What needs to be done: In the material below, the lines containing the word "color" are required; copy each of them.
— START OF Dataset —
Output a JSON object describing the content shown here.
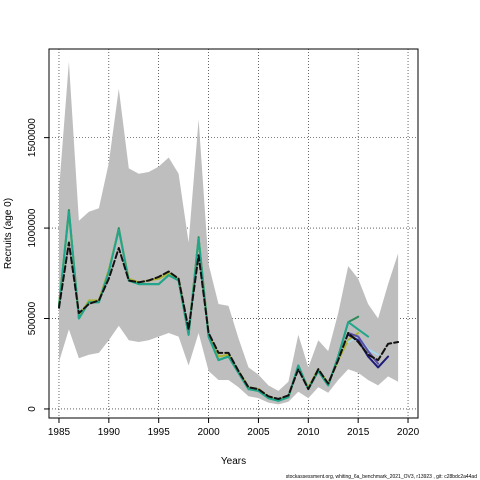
{
  "chart_data": {
    "type": "line",
    "title": "",
    "xlabel": "Years",
    "ylabel": "Recruits (age 0)",
    "xlim": [
      1984,
      2021
    ],
    "ylim": [
      -50000,
      1990000
    ],
    "x_ticks": [
      1985,
      1990,
      1995,
      2000,
      2005,
      2010,
      2015,
      2020
    ],
    "y_ticks": [
      0,
      500000,
      1000000,
      1500000
    ],
    "grid": "dotted",
    "confidence_band": {
      "color": "#bebebe",
      "x": [
        1985,
        1986,
        1987,
        1988,
        1989,
        1990,
        1991,
        1992,
        1993,
        1994,
        1995,
        1996,
        1997,
        1998,
        1999,
        2000,
        2001,
        2002,
        2003,
        2004,
        2005,
        2006,
        2007,
        2008,
        2009,
        2010,
        2011,
        2012,
        2013,
        2014,
        2015,
        2016,
        2017,
        2018,
        2019
      ],
      "lower": [
        260000,
        440000,
        280000,
        300000,
        310000,
        380000,
        460000,
        380000,
        370000,
        380000,
        400000,
        420000,
        400000,
        240000,
        420000,
        210000,
        160000,
        160000,
        120000,
        70000,
        60000,
        35000,
        25000,
        40000,
        95000,
        60000,
        120000,
        90000,
        160000,
        220000,
        200000,
        160000,
        130000,
        180000,
        150000
      ],
      "upper": [
        1210000,
        1920000,
        1040000,
        1090000,
        1110000,
        1360000,
        1770000,
        1330000,
        1300000,
        1310000,
        1340000,
        1390000,
        1300000,
        920000,
        1600000,
        800000,
        580000,
        570000,
        390000,
        230000,
        190000,
        130000,
        100000,
        150000,
        410000,
        230000,
        380000,
        320000,
        530000,
        790000,
        720000,
        580000,
        500000,
        690000,
        860000
      ]
    },
    "series": [
      {
        "color": "#2e8b57",
        "x": [
          1985,
          1986,
          1987,
          1988,
          1989,
          1990,
          1991,
          1992,
          1993,
          1994,
          1995,
          1996,
          1997,
          1998,
          1999,
          2000,
          2001,
          2002,
          2003,
          2004,
          2005,
          2006,
          2007,
          2008,
          2009,
          2010,
          2011,
          2012,
          2013,
          2014,
          2015
        ],
        "values": [
          570000,
          1100000,
          500000,
          590000,
          590000,
          760000,
          1000000,
          710000,
          690000,
          690000,
          690000,
          740000,
          710000,
          410000,
          950000,
          400000,
          270000,
          290000,
          200000,
          110000,
          100000,
          60000,
          45000,
          65000,
          240000,
          110000,
          210000,
          130000,
          290000,
          480000,
          510000
        ]
      },
      {
        "color": "#adb530",
        "x": [
          1985,
          1986,
          1987,
          1988,
          1989,
          1990,
          1991,
          1992,
          1993,
          1994,
          1995,
          1996,
          1997,
          1998,
          1999,
          2000,
          2001,
          2002,
          2003,
          2004,
          2005,
          2006,
          2007,
          2008,
          2009,
          2010,
          2011,
          2012,
          2013,
          2014,
          2015
        ],
        "values": [
          580000,
          1080000,
          510000,
          600000,
          600000,
          770000,
          990000,
          720000,
          700000,
          710000,
          720000,
          750000,
          720000,
          420000,
          940000,
          410000,
          290000,
          300000,
          210000,
          120000,
          110000,
          70000,
          50000,
          70000,
          230000,
          120000,
          220000,
          140000,
          270000,
          380000,
          420000
        ]
      },
      {
        "color": "#20a68c",
        "x": [
          1985,
          1986,
          1987,
          1988,
          1989,
          1990,
          1991,
          1992,
          1993,
          1994,
          1995,
          1996,
          1997,
          1998,
          1999,
          2000,
          2001,
          2002,
          2003,
          2004,
          2005,
          2006,
          2007,
          2008,
          2009,
          2010,
          2011,
          2012,
          2013,
          2014,
          2015,
          2016
        ],
        "values": [
          570000,
          1090000,
          500000,
          590000,
          590000,
          760000,
          990000,
          710000,
          690000,
          690000,
          690000,
          740000,
          710000,
          410000,
          940000,
          400000,
          270000,
          290000,
          200000,
          110000,
          100000,
          60000,
          45000,
          65000,
          240000,
          110000,
          210000,
          130000,
          290000,
          480000,
          440000,
          400000
        ]
      },
      {
        "color": "#a8d8ec",
        "x": [
          2014,
          2015,
          2016,
          2017
        ],
        "values": [
          370000,
          400000,
          330000,
          300000
        ]
      },
      {
        "color": "#5a4fa8",
        "x": [
          2014,
          2015,
          2016,
          2017
        ],
        "values": [
          420000,
          400000,
          320000,
          250000
        ]
      },
      {
        "color": "#1e1a78",
        "x": [
          2014,
          2015,
          2016,
          2017,
          2018
        ],
        "values": [
          410000,
          380000,
          290000,
          230000,
          290000
        ]
      },
      {
        "color": "#111111",
        "dashed": true,
        "x": [
          1985,
          1986,
          1987,
          1988,
          1989,
          1990,
          1991,
          1992,
          1993,
          1994,
          1995,
          1996,
          1997,
          1998,
          1999,
          2000,
          2001,
          2002,
          2003,
          2004,
          2005,
          2006,
          2007,
          2008,
          2009,
          2010,
          2011,
          2012,
          2013,
          2014,
          2015,
          2016,
          2017,
          2018,
          2019
        ],
        "values": [
          560000,
          920000,
          530000,
          580000,
          600000,
          720000,
          890000,
          710000,
          700000,
          710000,
          730000,
          760000,
          720000,
          440000,
          850000,
          420000,
          310000,
          310000,
          210000,
          120000,
          110000,
          70000,
          55000,
          75000,
          220000,
          110000,
          220000,
          140000,
          270000,
          420000,
          370000,
          300000,
          270000,
          360000,
          370000
        ]
      }
    ],
    "footnote": "stockassessment.org, whiting_6a_benchmark_2021_OV3, r13923 , git: c28bdc2a44ad"
  }
}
— END OF Dataset —
Answer to this task:
      "color": "#bebebe",
        "color": "#2e8b57",
        "color": "#adb530",
        "color": "#20a68c",
        "color": "#a8d8ec",
        "color": "#5a4fa8",
        "color": "#1e1a78",
        "color": "#111111",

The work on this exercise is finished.